## start LISTED ENTRIES
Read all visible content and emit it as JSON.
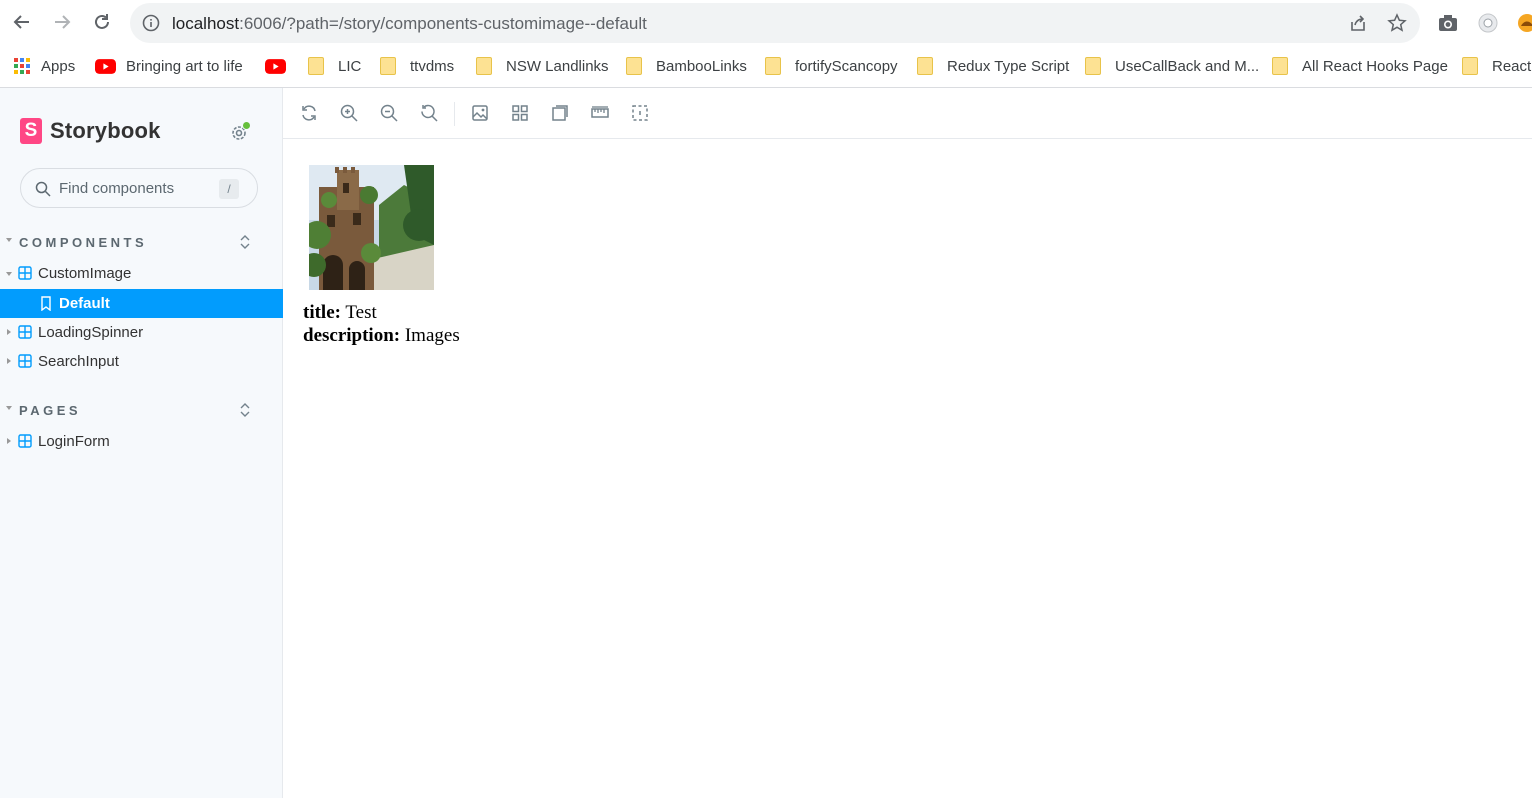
{
  "browser": {
    "url_host": "localhost",
    "url_rest": ":6006/?path=/story/components-customimage--default",
    "bookmarks": [
      {
        "label": "Apps",
        "icon": "apps-grid-icon"
      },
      {
        "label": "Bringing art to life",
        "icon": "youtube-icon"
      },
      {
        "label": "",
        "icon": "youtube-icon"
      },
      {
        "label": "LIC",
        "icon": "folder-icon"
      },
      {
        "label": "ttvdms",
        "icon": "folder-icon"
      },
      {
        "label": "NSW Landlinks",
        "icon": "folder-icon"
      },
      {
        "label": "BambooLinks",
        "icon": "folder-icon"
      },
      {
        "label": "fortifyScancopy",
        "icon": "folder-icon"
      },
      {
        "label": "Redux Type Script",
        "icon": "folder-icon"
      },
      {
        "label": "UseCallBack and M...",
        "icon": "folder-icon"
      },
      {
        "label": "All React Hooks Page",
        "icon": "folder-icon"
      },
      {
        "label": "React T",
        "icon": "folder-icon"
      }
    ]
  },
  "sidebar": {
    "brand": "Storybook",
    "brand_logo": "S",
    "search_placeholder": "Find components",
    "search_shortcut": "/",
    "sections": [
      {
        "label": "COMPONENTS",
        "items": [
          {
            "label": "CustomImage",
            "expanded": true
          },
          {
            "label": "Default",
            "selected": true
          },
          {
            "label": "LoadingSpinner"
          },
          {
            "label": "SearchInput"
          }
        ]
      },
      {
        "label": "PAGES",
        "items": [
          {
            "label": "LoginForm"
          }
        ]
      }
    ]
  },
  "story": {
    "title_label": "title:",
    "title_value": "Test",
    "description_label": "description:",
    "description_value": "Images"
  },
  "colors": {
    "accent": "#029cfd",
    "brand": "#ff4785",
    "status_dot": "#66bf3c"
  }
}
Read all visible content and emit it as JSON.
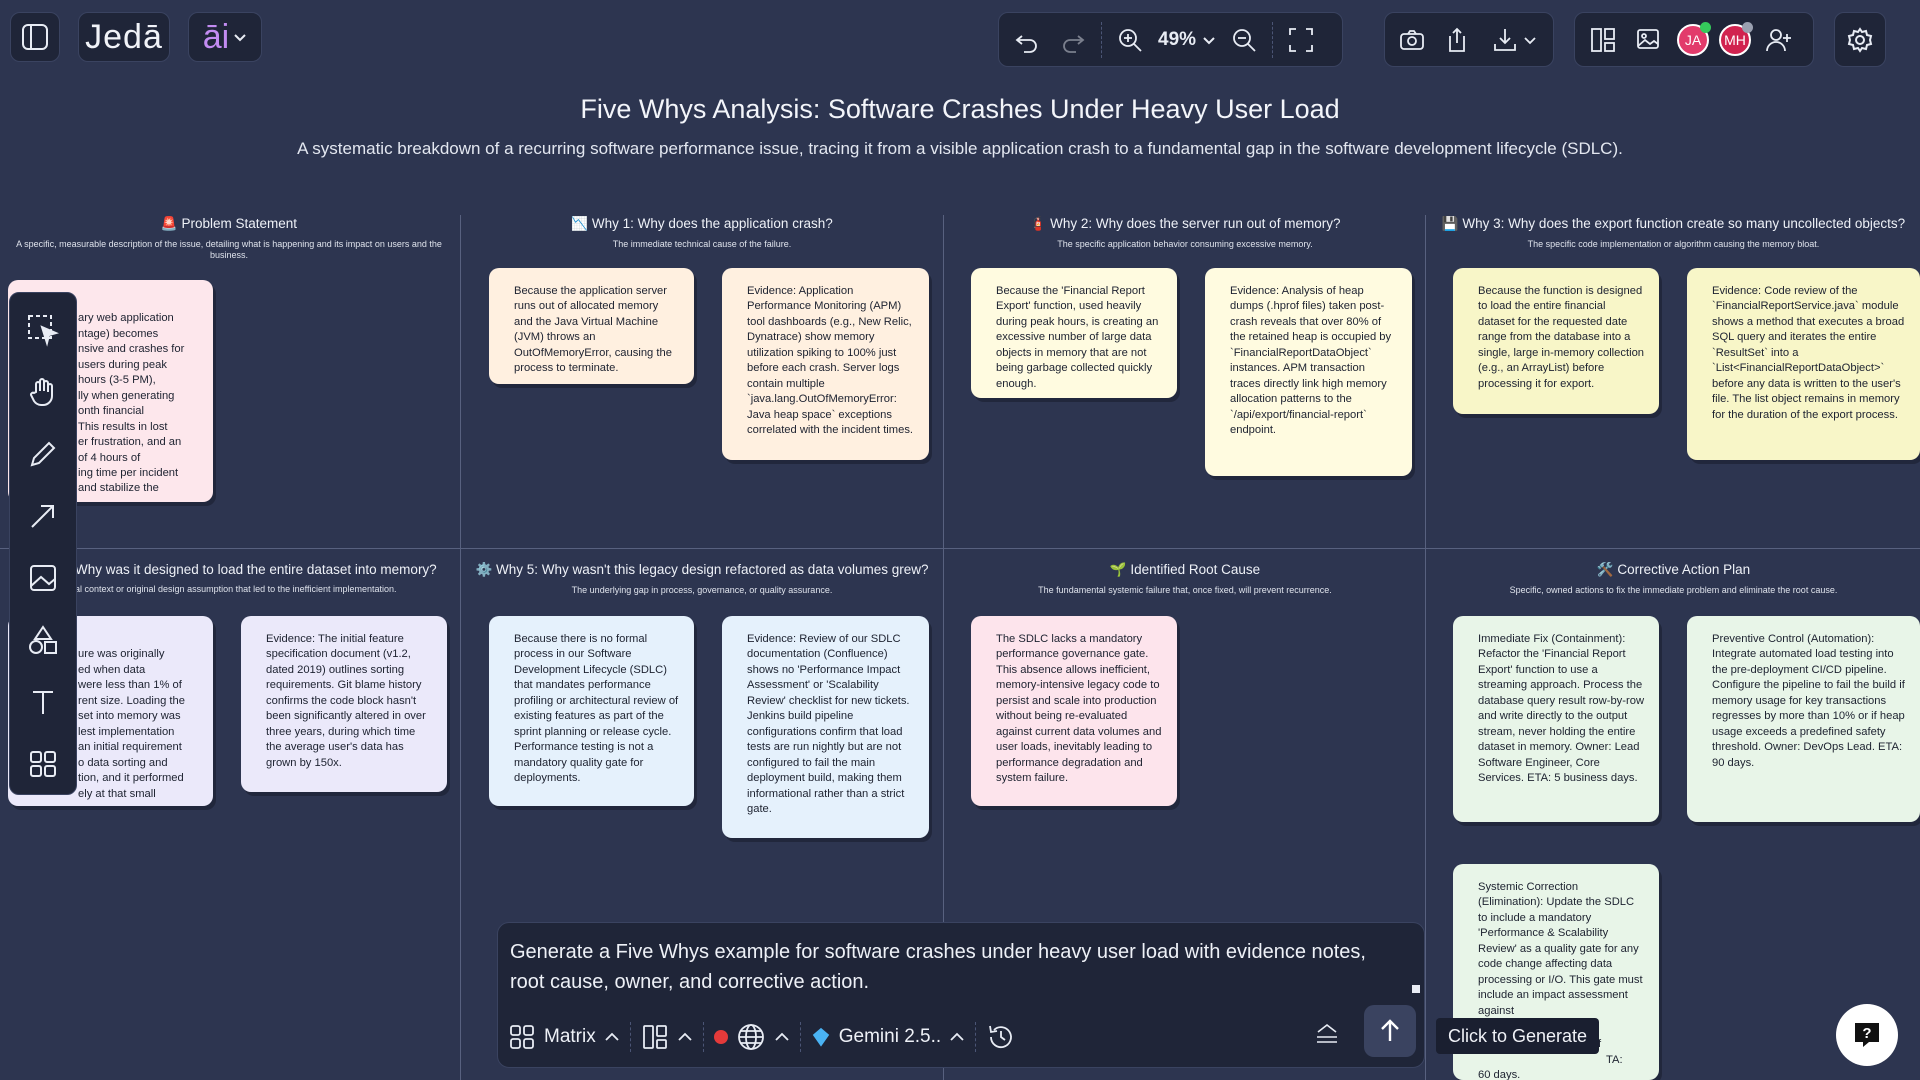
{
  "app": {
    "logo": "Jedā",
    "ai_label": "āi",
    "zoom": "49%"
  },
  "users": [
    {
      "initials": "JA",
      "color": "#e23b6b",
      "status_color": "#35c95b"
    },
    {
      "initials": "MH",
      "color": "#d1234f",
      "status_color": "#9aa0b0"
    }
  ],
  "board": {
    "title": "Five Whys Analysis: Software Crashes Under Heavy User Load",
    "subtitle": "A systematic breakdown of a recurring software performance issue, tracing it from a visible application crash to a fundamental gap in the software development lifecycle (SDLC).",
    "columns": [
      {
        "icon": "🚨",
        "title": "Problem Statement",
        "desc": "A specific, measurable description of the issue, detailing what is happening and its impact on users and the business."
      },
      {
        "icon": "📉",
        "title": "Why 1: Why does the application crash?",
        "desc": "The immediate technical cause of the failure."
      },
      {
        "icon": "🧯",
        "title": "Why 2: Why does the server run out of memory?",
        "desc": "The specific application behavior consuming excessive memory."
      },
      {
        "icon": "💾",
        "title": "Why 3: Why does the export function create so many uncollected objects?",
        "desc": "The specific code implementation or algorithm causing the memory bloat."
      },
      {
        "icon": "",
        "title": "Why was it designed to load the entire dataset into memory?",
        "desc": "al context or original design assumption that led to the inefficient implementation."
      },
      {
        "icon": "⚙️",
        "title": "Why 5: Why wasn't this legacy design refactored as data volumes grew?",
        "desc": "The underlying gap in process, governance, or quality assurance."
      },
      {
        "icon": "🌱",
        "title": "Identified Root Cause",
        "desc": "The fundamental systemic failure that, once fixed, will prevent recurrence."
      },
      {
        "icon": "🛠️",
        "title": "Corrective Action Plan",
        "desc": "Specific, owned actions to fix the immediate problem and eliminate the root cause."
      }
    ],
    "cards": {
      "problem": "ary web application\nntage) becomes\nnsive and crashes for\n users during peak\n hours (3-5 PM),\nlly when generating\nonth financial\n This results in lost\ner frustration, and an\n of 4 hours of\ning time per incident\n and stabilize the",
      "why1_cause": "Because the application server runs out of allocated memory and the Java Virtual Machine (JVM) throws an OutOfMemoryError, causing the process to terminate.",
      "why1_evidence": "Evidence: Application Performance Monitoring (APM) tool dashboards (e.g., New Relic, Dynatrace) show memory utilization spiking to 100% just before each crash. Server logs contain multiple `java.lang.OutOfMemoryError: Java heap space` exceptions correlated with the incident times.",
      "why2_cause": "Because the 'Financial Report Export' function, used heavily during peak hours, is creating an excessive number of large data objects in memory that are not being garbage collected quickly enough.",
      "why2_evidence": "Evidence: Analysis of heap dumps (.hprof files) taken post-crash reveals that over 80% of the retained heap is occupied by `FinancialReportDataObject` instances. APM transaction traces directly link high memory allocation patterns to the `/api/export/financial-report` endpoint.",
      "why3_cause": "Because the function is designed to load the entire financial dataset for the requested date range from the database into a single, large in-memory collection (e.g., an ArrayList) before processing it for export.",
      "why3_evidence": "Evidence: Code review of the `FinancialReportService.java` module shows a method that executes a broad SQL query and iterates the entire `ResultSet` into a `List<FinancialReportDataObject>` before any data is written to the user's file. The list object remains in memory for the duration of the export process.",
      "why4_cause": "ure was originally\ned when data\n were less than 1% of\nrent size. Loading the\nset into memory was\nlest implementation\nan initial requirement\no data sorting and\ntion, and it performed\nely at that small",
      "why4_evidence": "Evidence: The initial feature specification document (v1.2, dated 2019) outlines sorting requirements. Git blame history confirms the code block hasn't been significantly altered in over three years, during which time the average user's data has grown by 150x.",
      "why5_cause": "Because there is no formal process in our Software Development Lifecycle (SDLC) that mandates performance profiling or architectural review of existing features as part of the sprint planning or release cycle. Performance testing is not a mandatory quality gate for deployments.",
      "why5_evidence": "Evidence: Review of our SDLC documentation (Confluence) shows no 'Performance Impact Assessment' or 'Scalability Review' checklist for new tickets. Jenkins build pipeline configurations confirm that load tests are run nightly but are not configured to fail the main deployment build, making them informational rather than a strict gate.",
      "root_cause": "The SDLC lacks a mandatory performance governance gate. This absence allows inefficient, memory-intensive legacy code to persist and scale into production without being re-evaluated against current data volumes and user loads, inevitably leading to performance degradation and system failure.",
      "action1": "Immediate Fix (Containment): Refactor the 'Financial Report Export' function to use a streaming approach. Process the database query result row-by-row and write directly to the output stream, never holding the entire dataset in memory. Owner: Lead Software Engineer, Core Services. ETA: 5 business days.",
      "action2": "Preventive Control (Automation): Integrate automated load testing into the pre-deployment CI/CD pipeline. Configure the pipeline to fail the build if memory usage for key transactions regresses by more than 10% or if heap usage exceeds a predefined safety threshold. Owner: DevOps Lead. ETA: 90 days.",
      "action3": "Systemic Correction (Elimination): Update the SDLC to include a mandatory 'Performance & Scalability Review' as a quality gate for any code change affecting data processing or I/O. This gate must include an impact assessment against",
      "action3_tail_1": "f",
      "action3_tail_2": "TA:",
      "action3_tail_3": "60 days."
    }
  },
  "prompt": {
    "text": "Generate a Five Whys example for software crashes under heavy user load with evidence notes, root cause, owner, and corrective action.",
    "layout_label": "Matrix",
    "model_label": "Gemini 2.5..",
    "tooltip": "Click to Generate"
  }
}
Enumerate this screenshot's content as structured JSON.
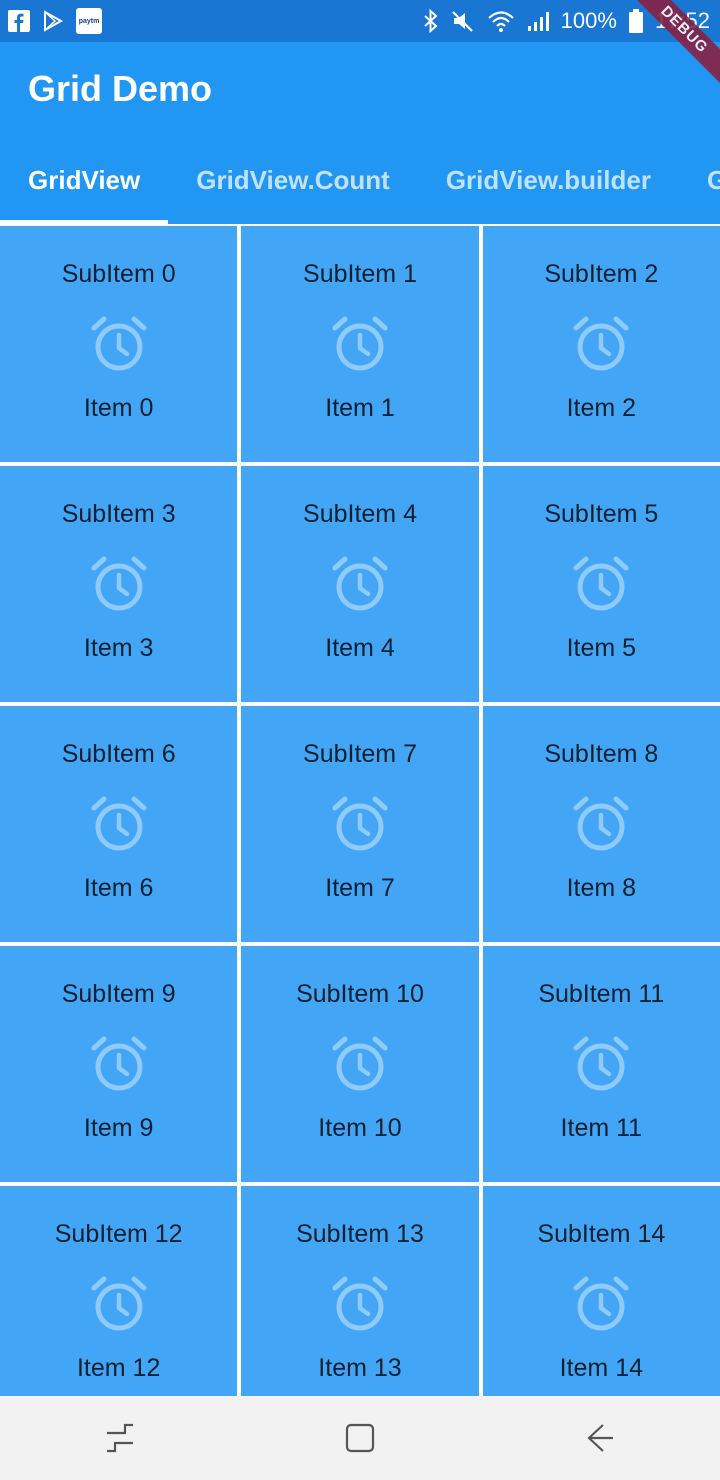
{
  "status_bar": {
    "battery": "100%",
    "time": "17:52",
    "left_icons": [
      "facebook-icon",
      "play-store-icon",
      "paytm-icon"
    ],
    "right_icons": [
      "bluetooth-icon",
      "mute-icon",
      "wifi-icon",
      "signal-icon",
      "battery-icon"
    ]
  },
  "debug_banner": "DEBUG",
  "app_bar": {
    "title": "Grid Demo",
    "tabs": [
      {
        "label": "GridView",
        "active": true
      },
      {
        "label": "GridView.Count",
        "active": false
      },
      {
        "label": "GridView.builder",
        "active": false
      },
      {
        "label": "Gr",
        "active": false
      }
    ]
  },
  "grid": {
    "icon": "alarm-icon",
    "tiles": [
      {
        "subitem": "SubItem 0",
        "item": "Item 0"
      },
      {
        "subitem": "SubItem 1",
        "item": "Item 1"
      },
      {
        "subitem": "SubItem 2",
        "item": "Item 2"
      },
      {
        "subitem": "SubItem 3",
        "item": "Item 3"
      },
      {
        "subitem": "SubItem 4",
        "item": "Item 4"
      },
      {
        "subitem": "SubItem 5",
        "item": "Item 5"
      },
      {
        "subitem": "SubItem 6",
        "item": "Item 6"
      },
      {
        "subitem": "SubItem 7",
        "item": "Item 7"
      },
      {
        "subitem": "SubItem 8",
        "item": "Item 8"
      },
      {
        "subitem": "SubItem 9",
        "item": "Item 9"
      },
      {
        "subitem": "SubItem 10",
        "item": "Item 10"
      },
      {
        "subitem": "SubItem 11",
        "item": "Item 11"
      },
      {
        "subitem": "SubItem 12",
        "item": "Item 12"
      },
      {
        "subitem": "SubItem 13",
        "item": "Item 13"
      },
      {
        "subitem": "SubItem 14",
        "item": "Item 14"
      }
    ]
  },
  "nav_bar": {
    "buttons": [
      "recent-apps-icon",
      "home-icon",
      "back-icon"
    ]
  },
  "colors": {
    "status_bar": "#1976D2",
    "app_bar": "#2196F3",
    "tile": "#42A5F5",
    "icon": "#90CAF9",
    "nav_bar": "#F2F2F2"
  }
}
## end LISTED ENTRIES
__PROMPT__: Your answer should be a single number: the count of lines in the entries that contain the word "volumes".

__RESULT FOR THIS TASK__: 2